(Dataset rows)
-- START --

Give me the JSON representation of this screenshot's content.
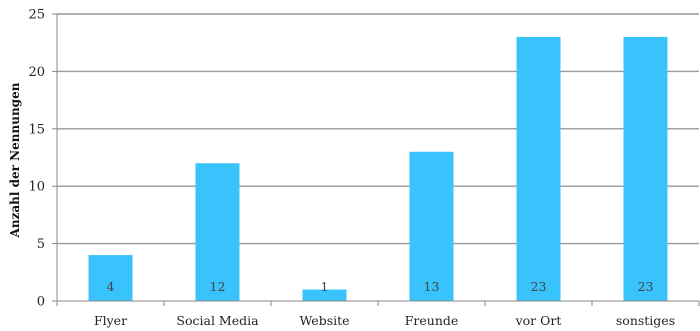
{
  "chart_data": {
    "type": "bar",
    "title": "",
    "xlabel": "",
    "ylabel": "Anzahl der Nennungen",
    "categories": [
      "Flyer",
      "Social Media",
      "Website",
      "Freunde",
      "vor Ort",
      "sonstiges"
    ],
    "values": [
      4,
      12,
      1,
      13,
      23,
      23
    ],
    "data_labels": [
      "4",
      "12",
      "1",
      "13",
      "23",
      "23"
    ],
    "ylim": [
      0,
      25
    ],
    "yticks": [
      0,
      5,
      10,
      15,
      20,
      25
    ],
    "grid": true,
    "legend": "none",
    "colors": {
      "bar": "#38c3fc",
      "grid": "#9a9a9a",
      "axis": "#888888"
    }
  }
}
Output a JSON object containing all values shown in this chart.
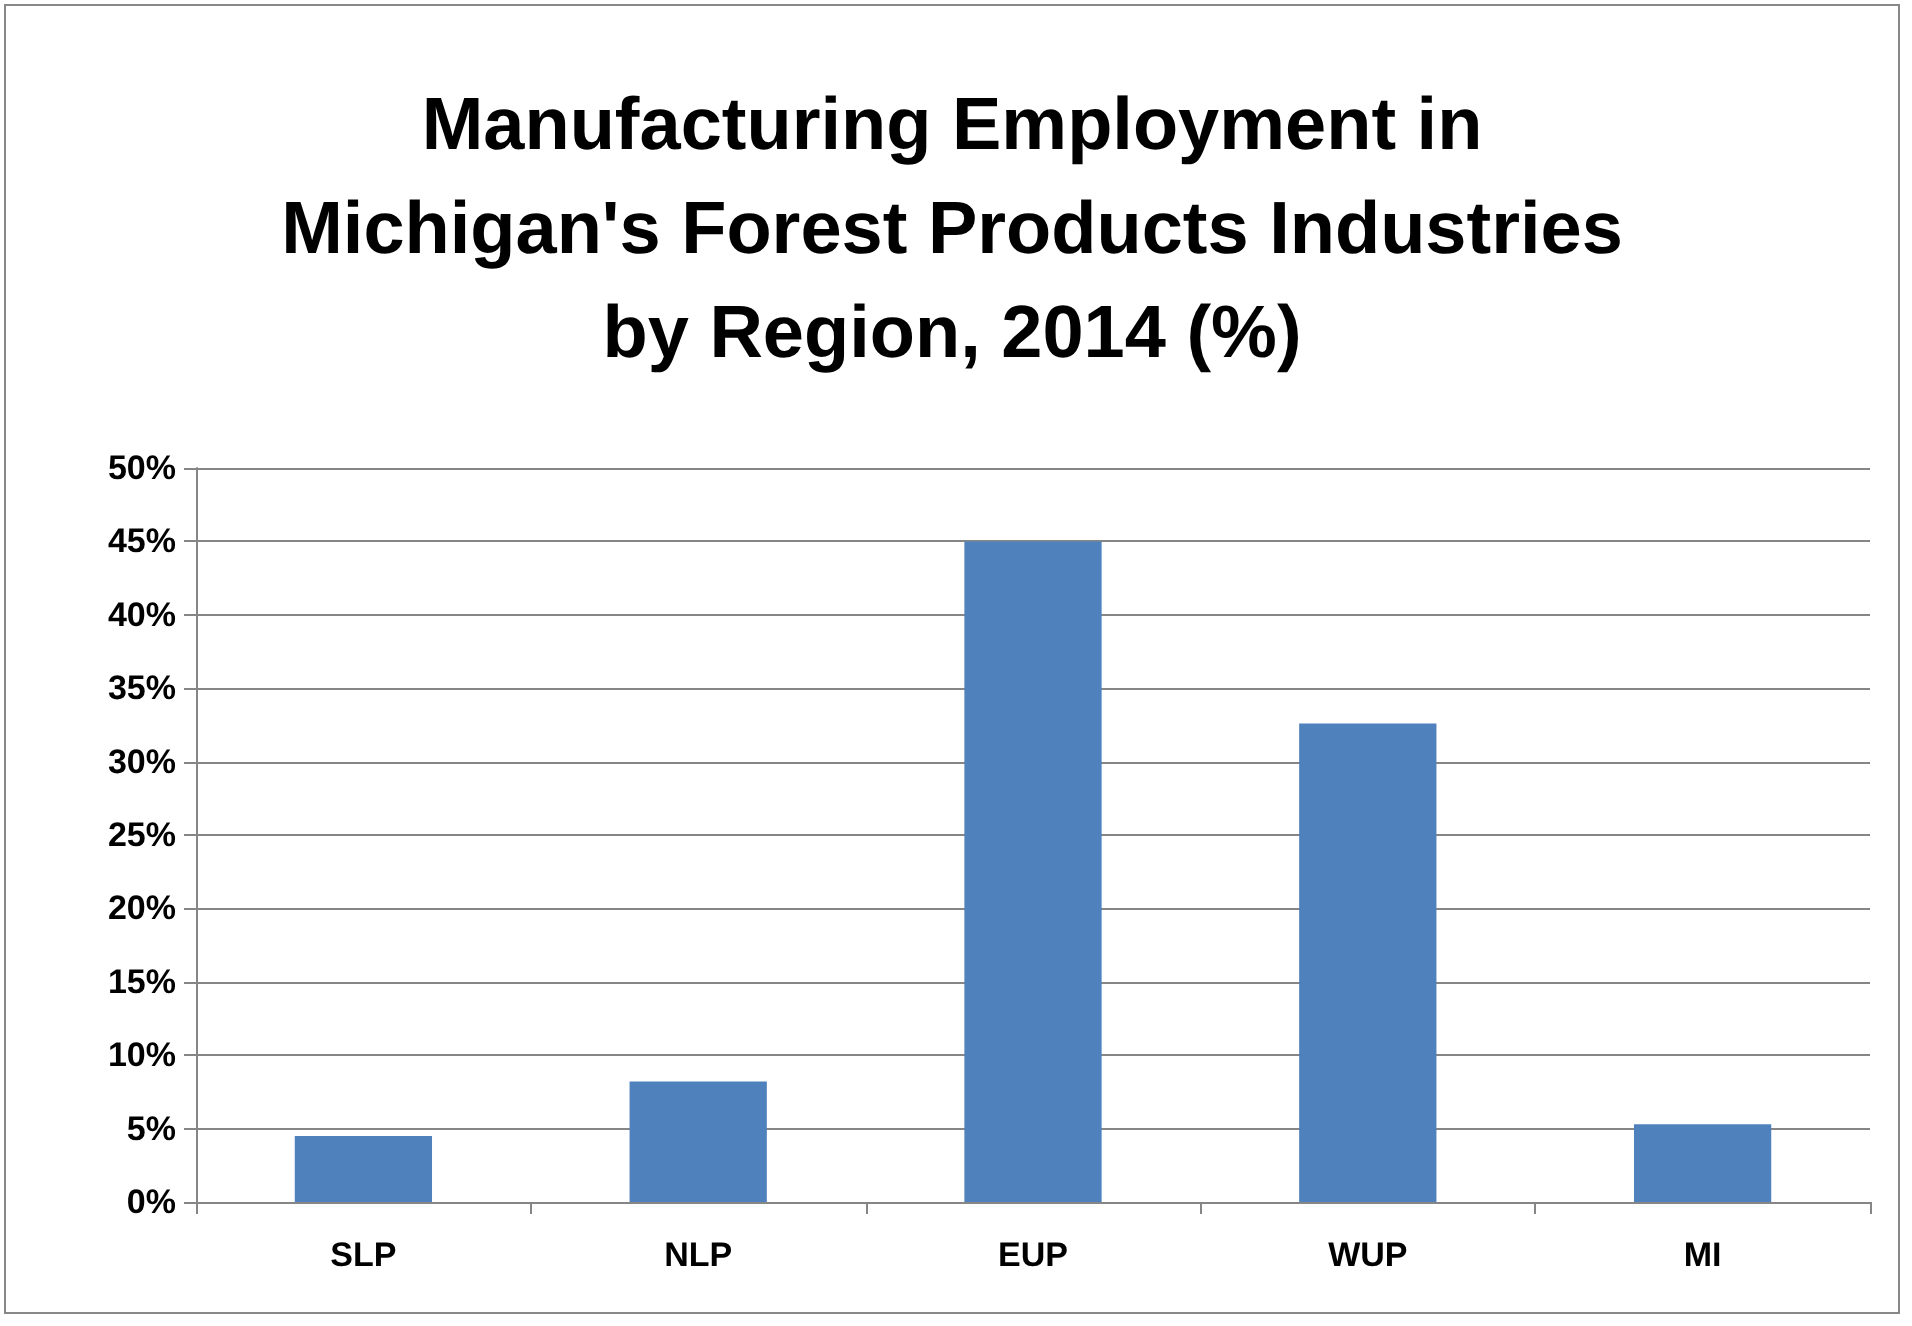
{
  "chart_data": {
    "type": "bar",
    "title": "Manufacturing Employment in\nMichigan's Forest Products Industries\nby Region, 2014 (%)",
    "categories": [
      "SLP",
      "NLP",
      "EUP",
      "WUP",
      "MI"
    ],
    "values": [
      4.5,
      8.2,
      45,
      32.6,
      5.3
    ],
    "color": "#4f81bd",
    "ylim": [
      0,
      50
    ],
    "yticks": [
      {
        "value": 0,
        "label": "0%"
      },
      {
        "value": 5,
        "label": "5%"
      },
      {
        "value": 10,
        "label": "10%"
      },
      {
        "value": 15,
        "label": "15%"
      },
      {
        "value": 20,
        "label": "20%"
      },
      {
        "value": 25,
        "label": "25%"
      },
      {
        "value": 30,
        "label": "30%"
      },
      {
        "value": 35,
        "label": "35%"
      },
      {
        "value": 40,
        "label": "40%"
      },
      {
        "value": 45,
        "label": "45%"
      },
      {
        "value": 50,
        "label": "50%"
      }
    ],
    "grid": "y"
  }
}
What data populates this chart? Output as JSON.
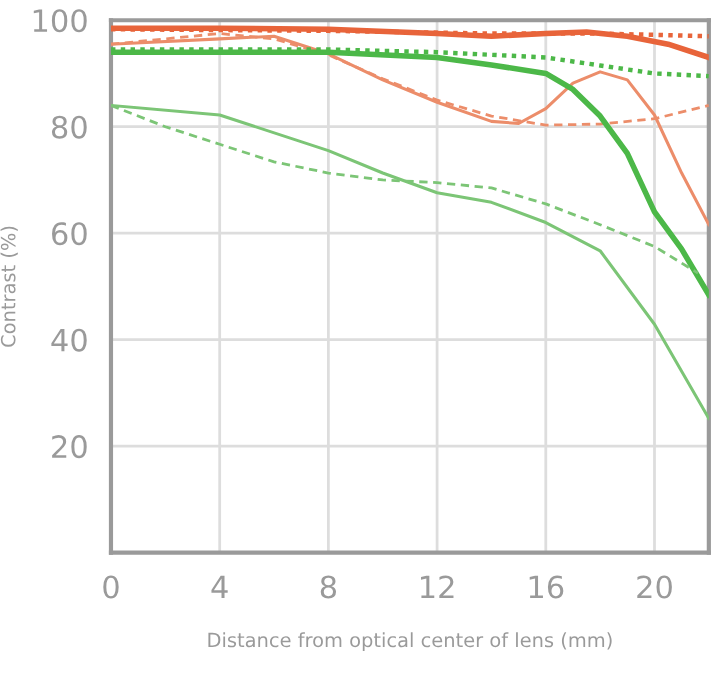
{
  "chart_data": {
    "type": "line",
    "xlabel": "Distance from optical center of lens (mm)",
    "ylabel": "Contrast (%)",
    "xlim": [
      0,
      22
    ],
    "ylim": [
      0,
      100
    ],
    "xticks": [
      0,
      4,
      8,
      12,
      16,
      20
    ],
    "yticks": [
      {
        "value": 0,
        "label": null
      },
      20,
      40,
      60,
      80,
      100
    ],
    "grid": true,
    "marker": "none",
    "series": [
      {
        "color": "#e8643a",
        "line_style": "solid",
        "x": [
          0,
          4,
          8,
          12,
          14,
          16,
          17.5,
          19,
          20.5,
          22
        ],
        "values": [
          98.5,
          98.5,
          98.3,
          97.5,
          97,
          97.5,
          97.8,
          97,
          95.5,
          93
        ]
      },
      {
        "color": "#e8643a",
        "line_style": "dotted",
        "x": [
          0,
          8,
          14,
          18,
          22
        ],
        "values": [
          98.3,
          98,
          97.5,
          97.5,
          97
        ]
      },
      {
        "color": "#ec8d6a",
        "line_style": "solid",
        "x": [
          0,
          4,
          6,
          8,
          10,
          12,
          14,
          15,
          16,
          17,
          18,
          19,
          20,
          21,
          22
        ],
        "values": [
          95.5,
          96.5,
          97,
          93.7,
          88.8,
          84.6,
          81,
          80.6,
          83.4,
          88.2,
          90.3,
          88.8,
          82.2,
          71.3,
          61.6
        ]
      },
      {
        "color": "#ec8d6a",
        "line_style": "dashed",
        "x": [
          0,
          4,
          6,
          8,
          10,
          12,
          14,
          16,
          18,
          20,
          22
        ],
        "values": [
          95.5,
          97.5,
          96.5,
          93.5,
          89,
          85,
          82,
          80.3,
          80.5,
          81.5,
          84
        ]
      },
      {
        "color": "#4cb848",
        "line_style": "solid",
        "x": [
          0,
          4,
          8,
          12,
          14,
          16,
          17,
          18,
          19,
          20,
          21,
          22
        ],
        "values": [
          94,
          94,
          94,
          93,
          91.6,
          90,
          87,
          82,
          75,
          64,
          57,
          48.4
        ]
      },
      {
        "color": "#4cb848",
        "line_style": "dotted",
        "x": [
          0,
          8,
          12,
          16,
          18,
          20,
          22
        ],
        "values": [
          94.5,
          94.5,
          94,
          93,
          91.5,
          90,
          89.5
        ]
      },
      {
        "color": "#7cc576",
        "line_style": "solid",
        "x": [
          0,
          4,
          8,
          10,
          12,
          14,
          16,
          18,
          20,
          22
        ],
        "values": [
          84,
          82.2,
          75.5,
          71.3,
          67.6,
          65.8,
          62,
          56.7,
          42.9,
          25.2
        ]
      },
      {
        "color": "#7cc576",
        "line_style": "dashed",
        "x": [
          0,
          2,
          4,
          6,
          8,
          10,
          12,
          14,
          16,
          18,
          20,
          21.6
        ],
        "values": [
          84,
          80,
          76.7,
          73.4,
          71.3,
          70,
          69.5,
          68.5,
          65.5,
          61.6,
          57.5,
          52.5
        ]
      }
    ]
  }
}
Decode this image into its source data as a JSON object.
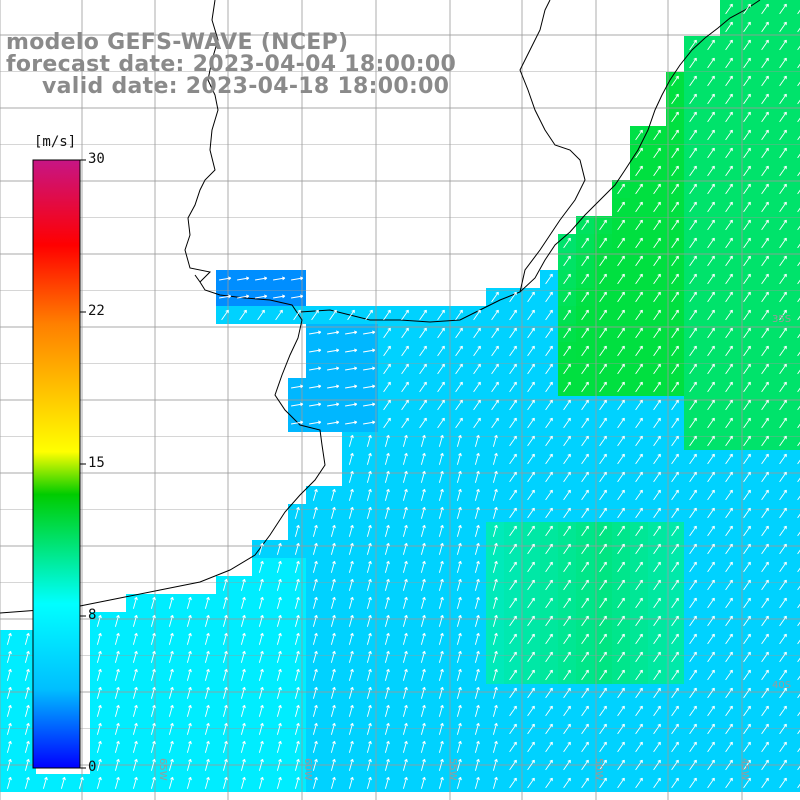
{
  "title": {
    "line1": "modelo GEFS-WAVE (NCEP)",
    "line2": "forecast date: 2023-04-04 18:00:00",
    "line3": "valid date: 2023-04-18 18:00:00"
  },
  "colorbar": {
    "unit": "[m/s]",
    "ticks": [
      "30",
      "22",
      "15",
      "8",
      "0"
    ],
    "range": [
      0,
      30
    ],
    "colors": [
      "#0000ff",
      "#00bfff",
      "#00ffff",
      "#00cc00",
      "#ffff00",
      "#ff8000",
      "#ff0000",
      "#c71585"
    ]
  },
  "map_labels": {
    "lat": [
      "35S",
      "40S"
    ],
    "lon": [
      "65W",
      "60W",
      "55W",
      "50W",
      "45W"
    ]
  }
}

-- END --

Return the lines of the records that include the string "title".

    "title": "",
    "title": "Manufacturing Employment in\nMichigan's Forest Products Industries\nby Region, 2014 (%)",
  "title": {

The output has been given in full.